(Saved data entries)
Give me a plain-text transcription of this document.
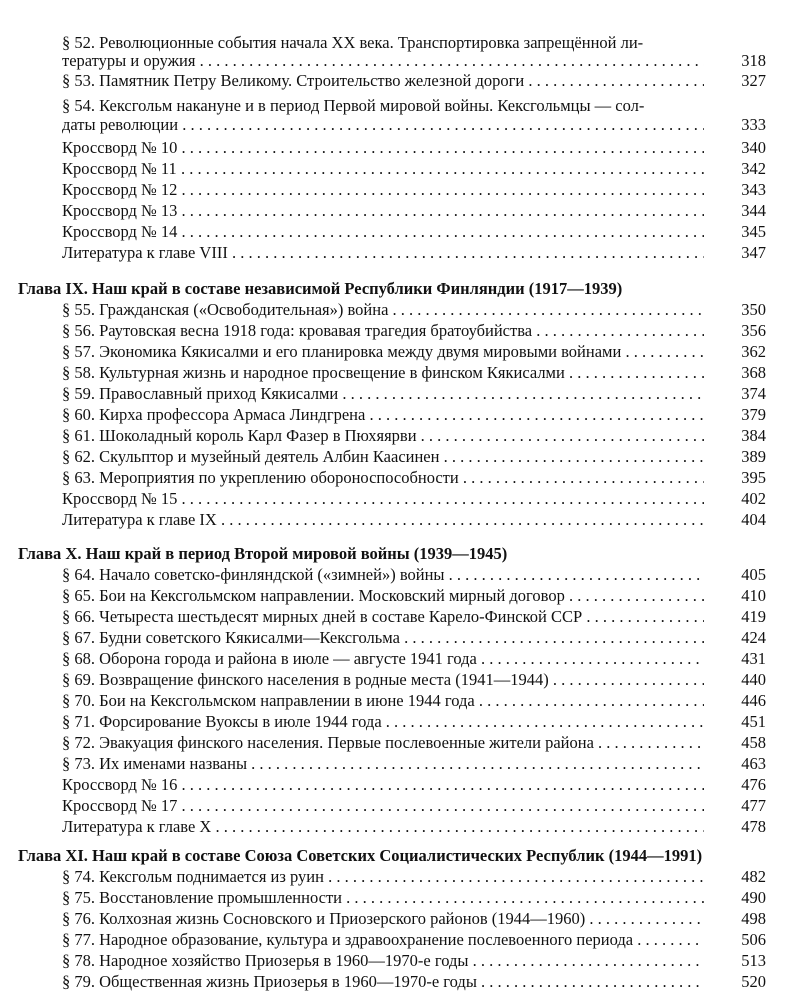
§ 52. Революционные события начала XX века. Транспортировка запрещённой ли-
тературы и оружия . . .	318
§ 53. Памятник Петру Великому. Строительство железной дороги . . .	327
§ 54. Кексгольм накануне и в период Первой мировой войны. Кексгольмцы — сол-
даты революции . . .	333
Кроссворд № 10 . . .	340
Кроссворд № 11 . . .	342
Кроссворд № 12 . . .	343
Кроссворд № 13 . . .	344
Кроссворд № 14 . . .	345
Литература к главе VIII . . .	347
Глава IX. Наш край в составе независимой Республики Финляндии (1917—1939)
§ 55. Гражданская («Освободительная») война . . .	350
§ 56. Раутовская весна 1918 года: кровавая трагедия братоубийства . . .	356
§ 57. Экономика Кякисалми и его планировка между двумя мировыми войнами . . .	362
§ 58. Культурная жизнь и народное просвещение в финском Кякисалми . . .	368
§ 59. Православный приход Кякисалми . . .	374
§ 60. Кирха профессора Армаса Линдгрена . . .	379
§ 61. Шоколадный король Карл Фазер в Пюхяярви . . .	384
§ 62. Скульптор и музейный деятель Албин Каасинен . . .	389
§ 63. Мероприятия по укреплению обороноспособности . . .	395
Кроссворд № 15 . . .	402
Литература к главе IX . . .	404
Глава X. Наш край в период Второй мировой войны (1939—1945)
§ 64. Начало советско-финляндской («зимней») войны . . .	405
§ 65. Бои на Кексгольмском направлении. Московский мирный договор . . .	410
§ 66. Четыреста шестьдесят мирных дней в составе Карело-Финской ССР . . .	419
§ 67. Будни советского Кякисалми—Кексгольма . . .	424
§ 68. Оборона города и района в июле — августе 1941 года . . .	431
§ 69. Возвращение финского населения в родные места (1941—1944) . . .	440
§ 70. Бои на Кексгольмском направлении в июне 1944 года . . .	446
§ 71. Форсирование Вуоксы в июле 1944 года . . .	451
§ 72. Эвакуация финского населения. Первые послевоенные жители района . . .	458
§ 73. Их именами названы . . .	463
Кроссворд № 16 . . .	476
Кроссворд № 17 . . .	477
Литература к главе X . . .	478
Глава XI. Наш край в составе Союза Советских Социалистических Республик (1944—1991)
§ 74. Кексгольм поднимается из руин . . .	482
§ 75. Восстановление промышленности . . .	490
§ 76. Колхозная жизнь Сосновского и Приозерского районов (1944—1960) . . .	498
§ 77. Народное образование, культура и здравоохранение послевоенного периода . . .	506
§ 78. Народное хозяйство Приозерья в 1960—1970-е годы . . .	513
§ 79. Общественная жизнь Приозерья в 1960—1970-е годы . . .	520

TO BE DONE. Reproduce the material above verbatim; omit every picture.

RESULT FOR THIS EXERCISE.
Give me a plain-text transcription of this document.
§ 52. Революционные события начала XX века. Транспортировка запрещённой ли-
тературы и оружия . . .	318
§ 53. Памятник Петру Великому. Строительство железной дороги . . .	327
§ 54. Кексгольм накануне и в период Первой мировой войны. Кексгольмцы — сол-
даты революции . . .	333
Кроссворд № 10 . . .	340
Кроссворд № 11 . . .	342
Кроссворд № 12 . . .	343
Кроссворд № 13 . . .	344
Кроссворд № 14 . . .	345
Литература к главе VIII . . .	347
Глава IX. Наш край в составе независимой Республики Финляндии (1917—1939)
§ 55. Гражданская («Освободительная») война . . .	350
§ 56. Раутовская весна 1918 года: кровавая трагедия братоубийства . . .	356
§ 57. Экономика Кякисалми и его планировка между двумя мировыми войнами . . .	362
§ 58. Культурная жизнь и народное просвещение в финском Кякисалми . . .	368
§ 59. Православный приход Кякисалми . . .	374
§ 60. Кирха профессора Армаса Линдгрена . . .	379
§ 61. Шоколадный король Карл Фазер в Пюхяярви . . .	384
§ 62. Скульптор и музейный деятель Албин Каасинен . . .	389
§ 63. Мероприятия по укреплению обороноспособности . . .	395
Кроссворд № 15 . . .	402
Литература к главе IX . . .	404
Глава X. Наш край в период Второй мировой войны (1939—1945)
§ 64. Начало советско-финляндской («зимней») войны . . .	405
§ 65. Бои на Кексгольмском направлении. Московский мирный договор . . .	410
§ 66. Четыреста шестьдесят мирных дней в составе Карело-Финской ССР . . .	419
§ 67. Будни советского Кякисалми—Кексгольма . . .	424
§ 68. Оборона города и района в июле — августе 1941 года . . .	431
§ 69. Возвращение финского населения в родные места (1941—1944) . . .	440
§ 70. Бои на Кексгольмском направлении в июне 1944 года . . .	446
§ 71. Форсирование Вуоксы в июле 1944 года . . .	451
§ 72. Эвакуация финского населения. Первые послевоенные жители района . . .	458
§ 73. Их именами названы . . .	463
Кроссворд № 16 . . .	476
Кроссворд № 17 . . .	477
Литература к главе X . . .	478
Глава XI. Наш край в составе Союза Советских Социалистических Республик (1944—1991)
§ 74. Кексгольм поднимается из руин . . .	482
§ 75. Восстановление промышленности . . .	490
§ 76. Колхозная жизнь Сосновского и Приозерского районов (1944—1960) . . .	498
§ 77. Народное образование, культура и здравоохранение послевоенного периода . . .	506
§ 78. Народное хозяйство Приозерья в 1960—1970-е годы . . .	513
§ 79. Общественная жизнь Приозерья в 1960—1970-е годы . . .	520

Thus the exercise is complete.